Find each line with the word "национальный" and copy it.

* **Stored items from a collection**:
------------------------------
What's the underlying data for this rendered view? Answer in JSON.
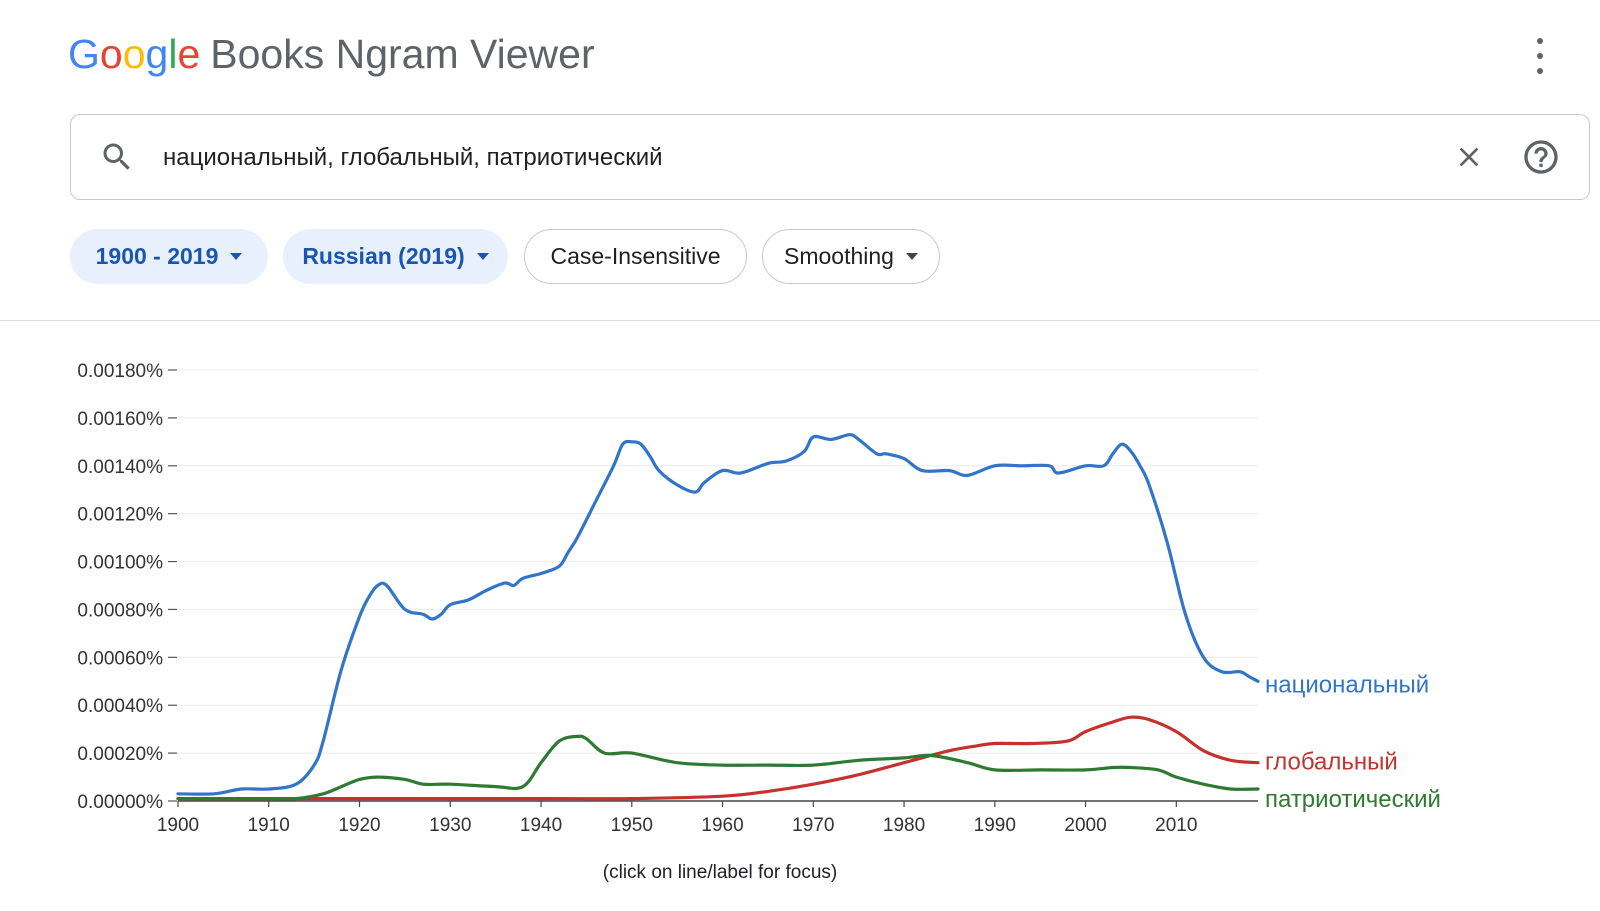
{
  "header": {
    "logo_letters": [
      {
        "ch": "G",
        "color": "#4285F4"
      },
      {
        "ch": "o",
        "color": "#EA4335"
      },
      {
        "ch": "o",
        "color": "#FBBC05"
      },
      {
        "ch": "g",
        "color": "#4285F4"
      },
      {
        "ch": "l",
        "color": "#34A853"
      },
      {
        "ch": "e",
        "color": "#EA4335"
      }
    ],
    "product_name": "Books Ngram Viewer",
    "menu_icon": "more-vert-icon"
  },
  "search": {
    "query": "национальный, глобальный, патриотический",
    "search_icon": "search-icon",
    "clear_icon": "close-icon",
    "help_icon": "help-icon"
  },
  "filters": {
    "year_range": "1900 - 2019",
    "corpus": "Russian (2019)",
    "case": "Case-Insensitive",
    "smoothing": "Smoothing"
  },
  "chart_caption": "(click on line/label for focus)",
  "chart_data": {
    "type": "line",
    "xlabel": "",
    "ylabel": "",
    "xlim": [
      1900,
      2019
    ],
    "ylim": [
      0,
      0.0018
    ],
    "x_ticks": [
      "1900",
      "1910",
      "1920",
      "1930",
      "1940",
      "1950",
      "1960",
      "1970",
      "1980",
      "1990",
      "2000",
      "2010"
    ],
    "y_ticks": [
      "0.00000%",
      "0.00020%",
      "0.00040%",
      "0.00060%",
      "0.00080%",
      "0.00100%",
      "0.00120%",
      "0.00140%",
      "0.00160%",
      "0.00180%"
    ],
    "grid": "horizontal",
    "legend": "labels at line ends (right)",
    "series": [
      {
        "name": "национальный",
        "color": "#3274c8",
        "x": [
          1900,
          1904,
          1907,
          1910,
          1913,
          1915,
          1916,
          1918,
          1920,
          1921,
          1922,
          1923,
          1925,
          1927,
          1928,
          1929,
          1930,
          1932,
          1934,
          1936,
          1937,
          1938,
          1940,
          1942,
          1943,
          1944,
          1946,
          1948,
          1949,
          1950,
          1951,
          1952,
          1953,
          1955,
          1957,
          1958,
          1960,
          1962,
          1965,
          1967,
          1969,
          1970,
          1972,
          1974,
          1975,
          1977,
          1978,
          1980,
          1982,
          1985,
          1987,
          1990,
          1993,
          1996,
          1997,
          2000,
          2002,
          2003,
          2004,
          2005,
          2006,
          2007,
          2009,
          2011,
          2013,
          2015,
          2017,
          2018,
          2019
        ],
        "y": [
          3e-05,
          3e-05,
          5e-05,
          5e-05,
          7e-05,
          0.00015,
          0.00025,
          0.00055,
          0.00077,
          0.00085,
          0.0009,
          0.0009,
          0.0008,
          0.00078,
          0.00076,
          0.00078,
          0.00082,
          0.00084,
          0.00088,
          0.00091,
          0.0009,
          0.00093,
          0.00095,
          0.00098,
          0.00104,
          0.0011,
          0.00125,
          0.0014,
          0.00149,
          0.0015,
          0.00149,
          0.00144,
          0.00138,
          0.00132,
          0.00129,
          0.00133,
          0.00138,
          0.00137,
          0.00141,
          0.00142,
          0.00146,
          0.00152,
          0.00151,
          0.00153,
          0.00151,
          0.00145,
          0.00145,
          0.00143,
          0.00138,
          0.00138,
          0.00136,
          0.0014,
          0.0014,
          0.0014,
          0.00137,
          0.0014,
          0.0014,
          0.00145,
          0.00149,
          0.00146,
          0.0014,
          0.00132,
          0.00108,
          0.00078,
          0.0006,
          0.00054,
          0.00054,
          0.00052,
          0.0005
        ]
      },
      {
        "name": "глобальный",
        "color": "#c5322c",
        "x": [
          1900,
          1920,
          1940,
          1950,
          1960,
          1965,
          1970,
          1975,
          1980,
          1985,
          1988,
          1990,
          1994,
          1998,
          2000,
          2003,
          2005,
          2007,
          2010,
          2013,
          2016,
          2019
        ],
        "y": [
          1e-05,
          1e-05,
          1e-05,
          1e-05,
          2e-05,
          4e-05,
          7e-05,
          0.00011,
          0.00016,
          0.00021,
          0.00023,
          0.00024,
          0.00024,
          0.00025,
          0.00029,
          0.00033,
          0.00035,
          0.00034,
          0.00029,
          0.00021,
          0.00017,
          0.00016
        ]
      },
      {
        "name": "патриотический",
        "color": "#2f7a32",
        "x": [
          1900,
          1910,
          1913,
          1916,
          1918,
          1920,
          1922,
          1925,
          1927,
          1930,
          1935,
          1938,
          1940,
          1942,
          1944,
          1945,
          1947,
          1950,
          1955,
          1960,
          1965,
          1970,
          1975,
          1980,
          1983,
          1987,
          1990,
          1995,
          2000,
          2003,
          2005,
          2008,
          2010,
          2013,
          2016,
          2019
        ],
        "y": [
          1e-05,
          1e-05,
          1e-05,
          3e-05,
          6e-05,
          9e-05,
          0.0001,
          9e-05,
          7e-05,
          7e-05,
          6e-05,
          6e-05,
          0.00016,
          0.00025,
          0.00027,
          0.00026,
          0.0002,
          0.0002,
          0.00016,
          0.00015,
          0.00015,
          0.00015,
          0.00017,
          0.00018,
          0.00019,
          0.00016,
          0.00013,
          0.00013,
          0.00013,
          0.00014,
          0.00014,
          0.00013,
          0.0001,
          7e-05,
          5e-05,
          5e-05
        ]
      }
    ]
  }
}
------------------------------
* **EXERCISE RESULT**:
    "query": "национальный, глобальный, патриотический",
        "name": "национальный",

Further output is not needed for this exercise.